## [Exercise]
Copy out all of the data exactly as it appears.

## [Input records]
-------------------------
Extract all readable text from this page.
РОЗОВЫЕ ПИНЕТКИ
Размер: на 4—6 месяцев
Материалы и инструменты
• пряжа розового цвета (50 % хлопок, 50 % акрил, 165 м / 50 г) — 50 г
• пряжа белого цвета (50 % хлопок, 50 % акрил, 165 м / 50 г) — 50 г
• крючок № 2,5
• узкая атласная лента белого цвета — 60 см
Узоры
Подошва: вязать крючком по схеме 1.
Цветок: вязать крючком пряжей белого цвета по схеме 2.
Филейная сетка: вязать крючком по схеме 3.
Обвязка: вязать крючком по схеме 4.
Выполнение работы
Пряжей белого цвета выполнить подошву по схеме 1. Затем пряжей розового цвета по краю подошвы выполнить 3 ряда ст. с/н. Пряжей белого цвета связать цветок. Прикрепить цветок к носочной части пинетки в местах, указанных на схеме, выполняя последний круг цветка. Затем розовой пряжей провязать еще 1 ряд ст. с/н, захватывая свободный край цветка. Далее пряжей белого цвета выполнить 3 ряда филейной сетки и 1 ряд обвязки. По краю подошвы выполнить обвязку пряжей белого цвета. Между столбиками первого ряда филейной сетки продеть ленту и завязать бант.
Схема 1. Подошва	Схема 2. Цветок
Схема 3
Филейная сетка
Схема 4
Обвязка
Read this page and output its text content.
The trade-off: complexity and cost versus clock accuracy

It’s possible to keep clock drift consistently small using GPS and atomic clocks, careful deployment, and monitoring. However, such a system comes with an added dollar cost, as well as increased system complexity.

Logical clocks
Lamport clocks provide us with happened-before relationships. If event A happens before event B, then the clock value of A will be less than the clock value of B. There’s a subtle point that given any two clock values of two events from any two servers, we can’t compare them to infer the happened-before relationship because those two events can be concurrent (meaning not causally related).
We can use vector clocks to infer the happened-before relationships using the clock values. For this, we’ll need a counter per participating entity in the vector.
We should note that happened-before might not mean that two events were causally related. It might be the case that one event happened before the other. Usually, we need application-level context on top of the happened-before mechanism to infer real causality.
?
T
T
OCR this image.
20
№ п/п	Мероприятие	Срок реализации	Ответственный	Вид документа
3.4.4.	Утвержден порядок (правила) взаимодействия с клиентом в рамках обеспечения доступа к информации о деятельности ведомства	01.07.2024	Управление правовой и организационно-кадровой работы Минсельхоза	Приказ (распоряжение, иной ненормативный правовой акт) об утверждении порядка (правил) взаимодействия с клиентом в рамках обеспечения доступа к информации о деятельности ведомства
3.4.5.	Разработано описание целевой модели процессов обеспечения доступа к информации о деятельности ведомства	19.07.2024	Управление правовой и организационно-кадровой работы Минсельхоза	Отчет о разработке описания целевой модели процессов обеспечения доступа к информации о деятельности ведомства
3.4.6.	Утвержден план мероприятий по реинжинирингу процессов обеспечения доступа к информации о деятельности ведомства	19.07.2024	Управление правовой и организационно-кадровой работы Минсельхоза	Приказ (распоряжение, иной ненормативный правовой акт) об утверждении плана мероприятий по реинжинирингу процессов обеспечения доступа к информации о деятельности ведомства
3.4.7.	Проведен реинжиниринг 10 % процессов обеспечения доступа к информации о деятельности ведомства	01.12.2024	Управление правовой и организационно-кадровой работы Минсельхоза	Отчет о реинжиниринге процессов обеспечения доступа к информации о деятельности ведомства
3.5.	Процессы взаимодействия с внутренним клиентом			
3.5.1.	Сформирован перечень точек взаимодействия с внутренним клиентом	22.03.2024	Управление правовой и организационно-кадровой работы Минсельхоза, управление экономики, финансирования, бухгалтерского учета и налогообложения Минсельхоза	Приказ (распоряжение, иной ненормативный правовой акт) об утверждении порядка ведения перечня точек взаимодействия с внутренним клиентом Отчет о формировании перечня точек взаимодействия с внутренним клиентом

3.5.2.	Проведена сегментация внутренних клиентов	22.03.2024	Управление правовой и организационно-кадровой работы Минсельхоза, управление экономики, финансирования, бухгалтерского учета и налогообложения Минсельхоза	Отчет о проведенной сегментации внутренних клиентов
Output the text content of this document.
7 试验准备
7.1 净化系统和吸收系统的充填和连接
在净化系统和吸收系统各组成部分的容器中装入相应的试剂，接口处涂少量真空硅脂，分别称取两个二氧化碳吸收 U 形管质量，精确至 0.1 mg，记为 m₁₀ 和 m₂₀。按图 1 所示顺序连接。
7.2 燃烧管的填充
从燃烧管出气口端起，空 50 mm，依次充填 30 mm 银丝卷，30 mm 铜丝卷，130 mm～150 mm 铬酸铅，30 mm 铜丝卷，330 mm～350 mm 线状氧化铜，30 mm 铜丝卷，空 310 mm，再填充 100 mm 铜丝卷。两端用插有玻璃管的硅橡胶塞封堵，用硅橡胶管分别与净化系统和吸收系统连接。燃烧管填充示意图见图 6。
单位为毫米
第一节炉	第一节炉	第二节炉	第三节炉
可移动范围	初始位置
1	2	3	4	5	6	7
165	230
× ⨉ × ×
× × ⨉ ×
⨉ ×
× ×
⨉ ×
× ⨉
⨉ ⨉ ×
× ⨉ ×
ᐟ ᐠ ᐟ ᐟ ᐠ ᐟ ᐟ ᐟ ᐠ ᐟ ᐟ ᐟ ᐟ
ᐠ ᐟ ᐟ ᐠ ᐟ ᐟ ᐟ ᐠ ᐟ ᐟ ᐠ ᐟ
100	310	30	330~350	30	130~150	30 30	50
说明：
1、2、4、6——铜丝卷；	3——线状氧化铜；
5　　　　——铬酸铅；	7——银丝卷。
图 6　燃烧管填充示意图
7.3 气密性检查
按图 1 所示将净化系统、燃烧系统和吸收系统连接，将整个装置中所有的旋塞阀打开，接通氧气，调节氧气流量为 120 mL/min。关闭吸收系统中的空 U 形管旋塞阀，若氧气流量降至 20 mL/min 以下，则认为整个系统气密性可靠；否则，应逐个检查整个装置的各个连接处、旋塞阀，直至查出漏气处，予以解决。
-------------------------
## [Output for this task]
Extract all readable text from this page.
РОЗОВЫЕ ПИНЕТКИ
Размер: на 4—6 месяцев
Материалы и инструменты
• пряжа розового цвета (50 % хлопок, 50 % акрил, 165 м / 50 г) — 50 г
• пряжа белого цвета (50 % хлопок, 50 % акрил, 165 м / 50 г) — 50 г
• крючок № 2,5
• узкая атласная лента белого цвета — 60 см
Узоры
Подошва: вязать крючком по схеме 1.
Цветок: вязать крючком пряжей белого цвета по схеме 2.
Филейная сетка: вязать крючком по схеме 3.
Обвязка: вязать крючком по схеме 4.
Выполнение работы
Пряжей белого цвета выполнить подошву по схеме 1. Затем пряжей розового цвета по краю подошвы выполнить 3 ряда ст. с/н. Пряжей белого цвета связать цветок. Прикрепить цветок к носочной части пинетки в местах, указанных на схеме, выполняя последний круг цветка. Затем розовой пряжей провязать еще 1 ряд ст. с/н, захватывая свободный край цветка. Далее пряжей белого цвета выполнить 3 ряда филейной сетки и 1 ряд обвязки. По краю подошвы выполнить обвязку пряжей белого цвета. Между столбиками первого ряда филейной сетки продеть ленту и завязать бант.
Схема 1. Подошва	Схема 2. Цветок
Схема 3
Филейная сетка
Схема 4
Обвязка
Read this page and output its text content.
The trade-off: complexity and cost versus clock accuracy

It’s possible to keep clock drift consistently small using GPS and atomic clocks, careful deployment, and monitoring. However, such a system comes with an added dollar cost, as well as increased system complexity.

Logical clocks
Lamport clocks provide us with happened-before relationships. If event A happens before event B, then the clock value of A will be less than the clock value of B. There’s a subtle point that given any two clock values of two events from any two servers, we can’t compare them to infer the happened-before relationship because those two events can be concurrent (meaning not causally related).
We can use vector clocks to infer the happened-before relationships using the clock values. For this, we’ll need a counter per participating entity in the vector.
We should note that happened-before might not mean that two events were causally related. It might be the case that one event happened before the other. Usually, we need application-level context on top of the happened-before mechanism to infer real causality.
?
T
T
OCR this image.
20
№ п/п	Мероприятие	Срок реализации	Ответственный	Вид документа
3.4.4.	Утвержден порядок (правила) взаимодействия с клиентом в рамках обеспечения доступа к информации о деятельности ведомства	01.07.2024	Управление правовой и организационно-кадровой работы Минсельхоза	Приказ (распоряжение, иной ненормативный правовой акт) об утверждении порядка (правил) взаимодействия с клиентом в рамках обеспечения доступа к информации о деятельности ведомства
3.4.5.	Разработано описание целевой модели процессов обеспечения доступа к информации о деятельности ведомства	19.07.2024	Управление правовой и организационно-кадровой работы Минсельхоза	Отчет о разработке описания целевой модели процессов обеспечения доступа к информации о деятельности ведомства
3.4.6.	Утвержден план мероприятий по реинжинирингу процессов обеспечения доступа к информации о деятельности ведомства	19.07.2024	Управление правовой и организационно-кадровой работы Минсельхоза	Приказ (распоряжение, иной ненормативный правовой акт) об утверждении плана мероприятий по реинжинирингу процессов обеспечения доступа к информации о деятельности ведомства
3.4.7.	Проведен реинжиниринг 10 % процессов обеспечения доступа к информации о деятельности ведомства	01.12.2024	Управление правовой и организационно-кадровой работы Минсельхоза	Отчет о реинжиниринге процессов обеспечения доступа к информации о деятельности ведомства
3.5.	Процессы взаимодействия с внутренним клиентом			
3.5.1.	Сформирован перечень точек взаимодействия с внутренним клиентом	22.03.2024	Управление правовой и организационно-кадровой работы Минсельхоза, управление экономики, финансирования, бухгалтерского учета и налогообложения Минсельхоза	Приказ (распоряжение, иной ненормативный правовой акт) об утверждении порядка ведения перечня точек взаимодействия с внутренним клиентом Отчет о формировании перечня точек взаимодействия с внутренним клиентом

3.5.2.	Проведена сегментация внутренних клиентов	22.03.2024	Управление правовой и организационно-кадровой работы Минсельхоза, управление экономики, финансирования, бухгалтерского учета и налогообложения Минсельхоза	Отчет о проведенной сегментации внутренних клиентов
Output the text content of this document.
7 试验准备
7.1 净化系统和吸收系统的充填和连接
在净化系统和吸收系统各组成部分的容器中装入相应的试剂，接口处涂少量真空硅脂，分别称取两个二氧化碳吸收 U 形管质量，精确至 0.1 mg，记为 m₁₀ 和 m₂₀。按图 1 所示顺序连接。
7.2 燃烧管的填充
从燃烧管出气口端起，空 50 mm，依次充填 30 mm 银丝卷，30 mm 铜丝卷，130 mm～150 mm 铬酸铅，30 mm 铜丝卷，330 mm～350 mm 线状氧化铜，30 mm 铜丝卷，空 310 mm，再填充 100 mm 铜丝卷。两端用插有玻璃管的硅橡胶塞封堵，用硅橡胶管分别与净化系统和吸收系统连接。燃烧管填充示意图见图 6。
单位为毫米
第一节炉	第一节炉	第二节炉	第三节炉
可移动范围	初始位置
1	2	3	4	5	6	7
165	230
× ⨉ × ×
× × ⨉ ×
⨉ ×
× ×
⨉ ×
× ⨉
⨉ ⨉ ×
× ⨉ ×
ᐟ ᐠ ᐟ ᐟ ᐠ ᐟ ᐟ ᐟ ᐠ ᐟ ᐟ ᐟ ᐟ
ᐠ ᐟ ᐟ ᐠ ᐟ ᐟ ᐟ ᐠ ᐟ ᐟ ᐠ ᐟ
100	310	30	330~350	30	130~150	30 30	50
说明：
1、2、4、6——铜丝卷；	3——线状氧化铜；
5　　　　——铬酸铅；	7——银丝卷。
图 6　燃烧管填充示意图
7.3 气密性检查
按图 1 所示将净化系统、燃烧系统和吸收系统连接，将整个装置中所有的旋塞阀打开，接通氧气，调节氧气流量为 120 mL/min。关闭吸收系统中的空 U 形管旋塞阀，若氧气流量降至 20 mL/min 以下，则认为整个系统气密性可靠；否则，应逐个检查整个装置的各个连接处、旋塞阀，直至查出漏气处，予以解决。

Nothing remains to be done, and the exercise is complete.